Which lines include the word "Çevrimiçi"? Copy each of them.

Data excerpts:
▼

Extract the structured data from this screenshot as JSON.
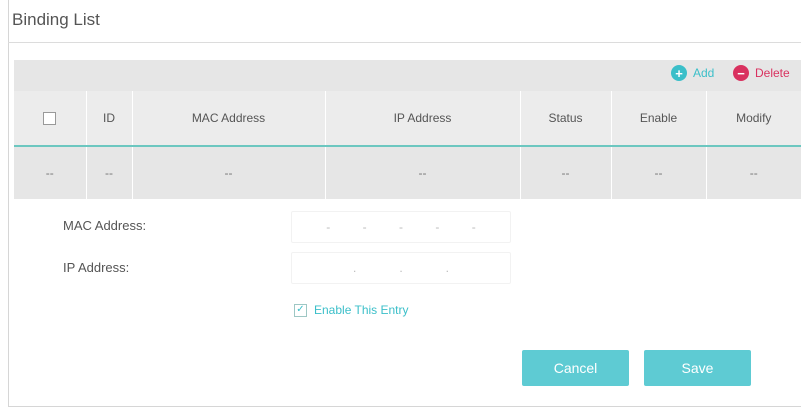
{
  "section": {
    "title": "Binding List"
  },
  "toolbar": {
    "add_label": "Add",
    "delete_label": "Delete",
    "add_color": "#3bbfc9",
    "delete_color": "#d9315f"
  },
  "table": {
    "headers": [
      "ID",
      "MAC Address",
      "IP Address",
      "Status",
      "Enable",
      "Modify"
    ],
    "rows": [
      [
        "--",
        "--",
        "--",
        "--",
        "--",
        "--",
        "--"
      ]
    ]
  },
  "form": {
    "mac_label": "MAC Address:",
    "ip_label": "IP Address:",
    "mac_separators": [
      "-",
      "-",
      "-",
      "-",
      "-"
    ],
    "ip_separators": [
      ".",
      ".",
      "."
    ],
    "enable_label": "Enable This Entry",
    "enable_checked": true
  },
  "buttons": {
    "cancel_label": "Cancel",
    "save_label": "Save",
    "accent_color": "#5ecbd3"
  }
}
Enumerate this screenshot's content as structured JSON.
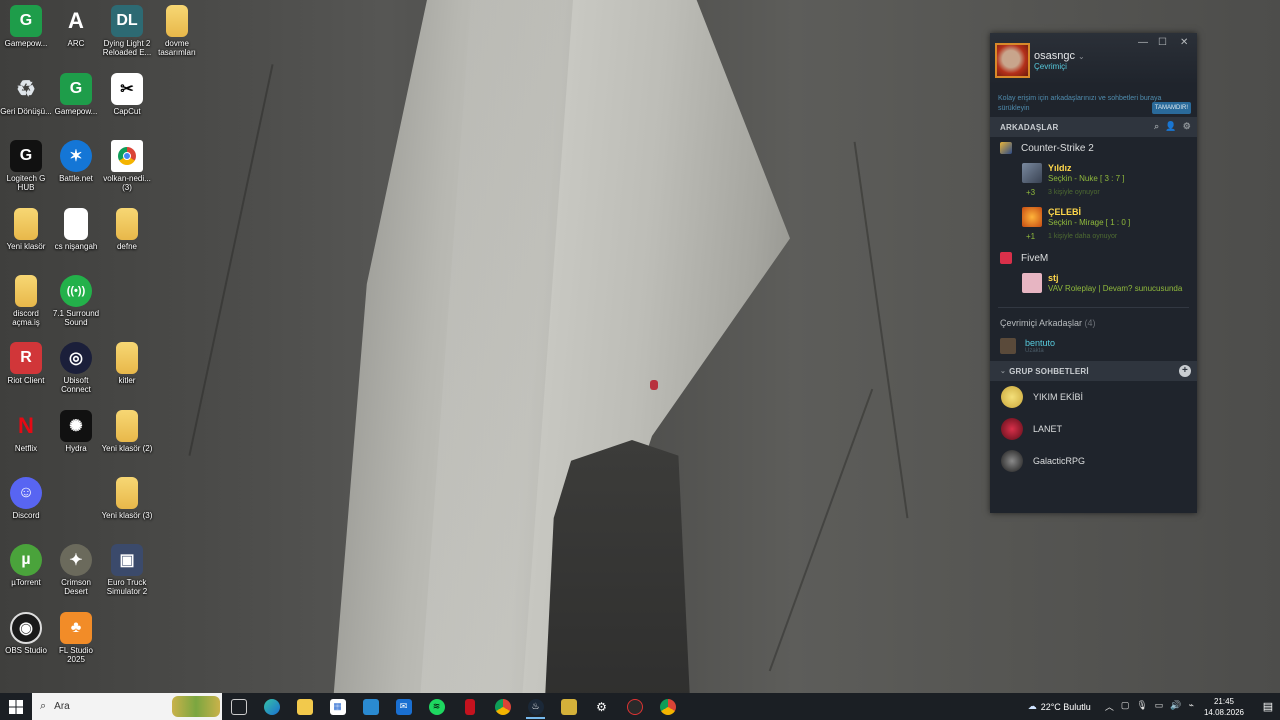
{
  "desktop": {
    "icons": [
      {
        "label": "Gamepow...",
        "icon": "gamepower-icon",
        "color": "#1e9d4a"
      },
      {
        "label": "ARC",
        "icon": "arc-icon",
        "color": "#e8e8e8"
      },
      {
        "label": "Dying Light 2 Reloaded E...",
        "icon": "dying-light-icon",
        "color": "#2d6a73"
      },
      {
        "label": "dovme tasarımları",
        "icon": "folder-icon",
        "color": "#f2c94c"
      },
      {
        "label": "Geri Dönüşü...",
        "icon": "recycle-bin-icon",
        "color": "#cfd6dc"
      },
      {
        "label": "Gamepow...",
        "icon": "gamepower-icon",
        "color": "#1e9d4a"
      },
      {
        "label": "CapCut",
        "icon": "capcut-icon",
        "color": "#111111"
      },
      {
        "label": "Logitech G HUB",
        "icon": "logitech-icon",
        "color": "#111111"
      },
      {
        "label": "Battle.net",
        "icon": "battlenet-icon",
        "color": "#1476d6"
      },
      {
        "label": "volkan-nedi... (3)",
        "icon": "chrome-icon",
        "color": "#ffffff"
      },
      {
        "label": "Yeni klasör",
        "icon": "folder-icon",
        "color": "#f2c94c"
      },
      {
        "label": "cs nişangah",
        "icon": "document-icon",
        "color": "#ffffff"
      },
      {
        "label": "defne",
        "icon": "folder-icon",
        "color": "#f2c94c"
      },
      {
        "label": "discord açma.iş",
        "icon": "folder-icon",
        "color": "#f2c94c"
      },
      {
        "label": "7.1 Surround Sound",
        "icon": "surround-icon",
        "color": "#23b14a"
      },
      {
        "label": "Riot Client",
        "icon": "riot-icon",
        "color": "#d13639"
      },
      {
        "label": "Ubisoft Connect",
        "icon": "ubisoft-icon",
        "color": "#1b1f3a"
      },
      {
        "label": "kitler",
        "icon": "folder-icon",
        "color": "#f2c94c"
      },
      {
        "label": "Netflix",
        "icon": "netflix-icon",
        "color": "#111111"
      },
      {
        "label": "Hydra",
        "icon": "hydra-icon",
        "color": "#f2f2f2"
      },
      {
        "label": "Yeni klasör (2)",
        "icon": "folder-icon",
        "color": "#f2c94c"
      },
      {
        "label": "Discord",
        "icon": "discord-icon",
        "color": "#5865f2"
      },
      {
        "label": "Yeni klasör (3)",
        "icon": "folder-icon",
        "color": "#f2c94c"
      },
      {
        "label": "µTorrent",
        "icon": "utorrent-icon",
        "color": "#4aa33b"
      },
      {
        "label": "Crimson Desert",
        "icon": "crimson-desert-icon",
        "color": "#6b6a5c"
      },
      {
        "label": "Euro Truck Simulator 2",
        "icon": "ets2-icon",
        "color": "#3b4a6b"
      },
      {
        "label": "OBS Studio",
        "icon": "obs-icon",
        "color": "#1a1a1a"
      },
      {
        "label": "FL Studio 2025",
        "icon": "flstudio-icon",
        "color": "#f28c28"
      }
    ]
  },
  "steam": {
    "username": "osasngc",
    "status": "Çevrimiçi",
    "tip": "Kolay erişim için arkadaşlarınızı ve sohbetleri buraya sürükleyin",
    "tip_button": "TAMAMDIR!",
    "friends_header": "ARKADAŞLAR",
    "games": [
      {
        "name": "Counter-Strike 2",
        "friends": [
          {
            "name": "Yıldız",
            "game": "Seçkin - Nuke [ 3 : 7 ]",
            "count": "+3",
            "extra": "3 kişiyle oynuyor"
          },
          {
            "name": "ÇELEBİ",
            "game": "Seçkin - Mirage [ 1 : 0 ]",
            "count": "+1",
            "extra": "1 kişiyle daha oynuyor"
          }
        ]
      },
      {
        "name": "FiveM",
        "friends": [
          {
            "name": "stj",
            "game": "VAV Roleplay | Devam? sunucusunda"
          }
        ]
      }
    ],
    "online_header": "Çevrimiçi Arkadaşlar",
    "online_count": "(4)",
    "online_friend": "bentuto",
    "online_friend_sub": "Uzakta",
    "groups_header": "GRUP SOHBETLERİ",
    "groups": [
      "YIKIM EKİBİ",
      "LANET",
      "GalacticRPG"
    ]
  },
  "taskbar": {
    "search_placeholder": "Ara",
    "weather": "22°C Bulutlu",
    "time": "21:45",
    "date": "14.08.2026",
    "apps": [
      "task-view",
      "edge",
      "file-explorer",
      "store",
      "app-blue",
      "mail",
      "spotify",
      "red-app",
      "chrome",
      "steam",
      "arc-app",
      "settings",
      "app-dark",
      "chrome-2"
    ]
  }
}
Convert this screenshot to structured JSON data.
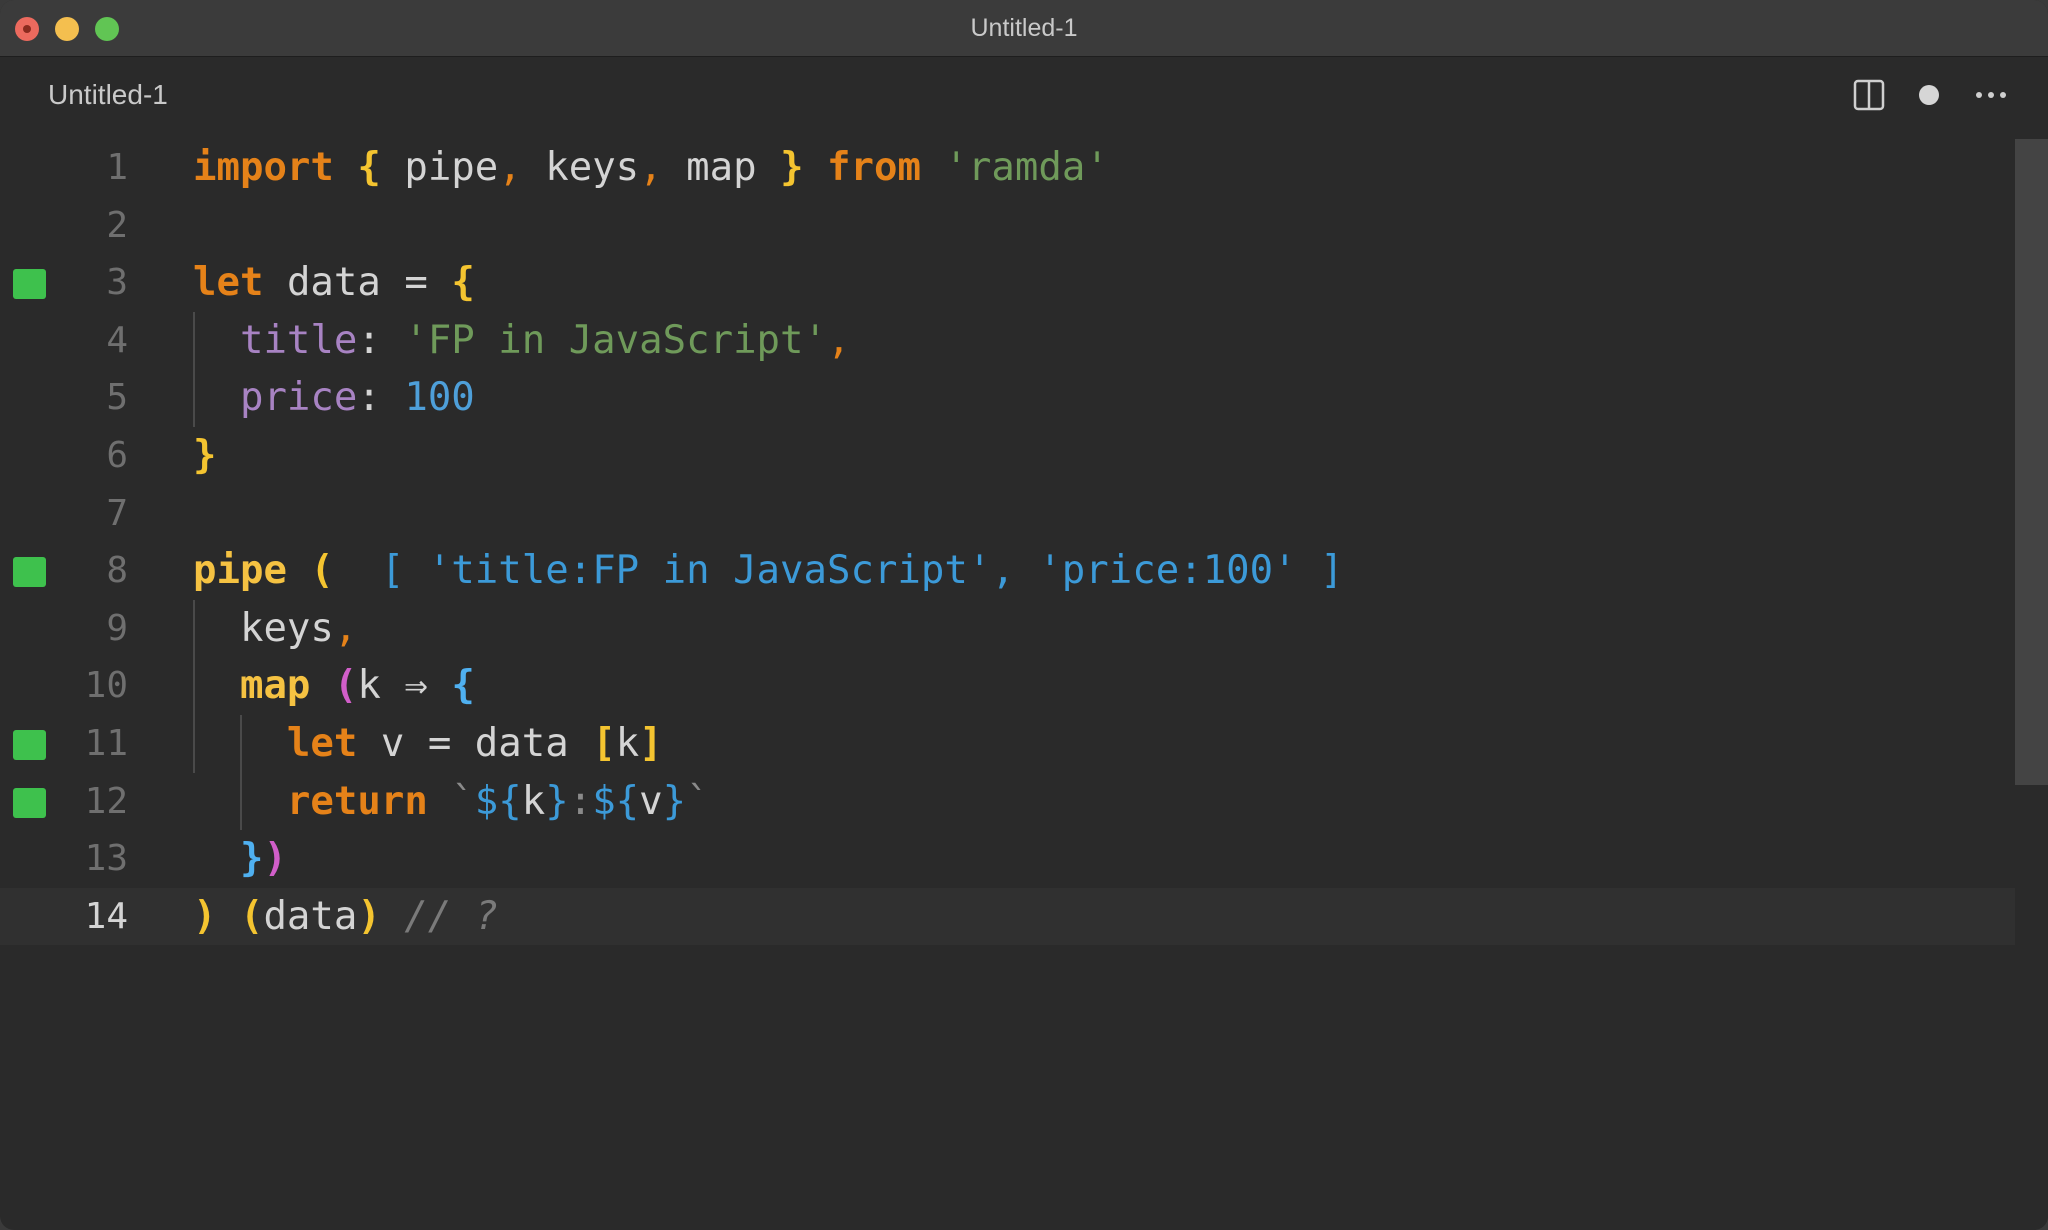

▲

RESULT OF THIS EXERCISE ▸
    "status": "Çevrimiçi",
    "online_header": "Çevrimiçi Arkadaşlar",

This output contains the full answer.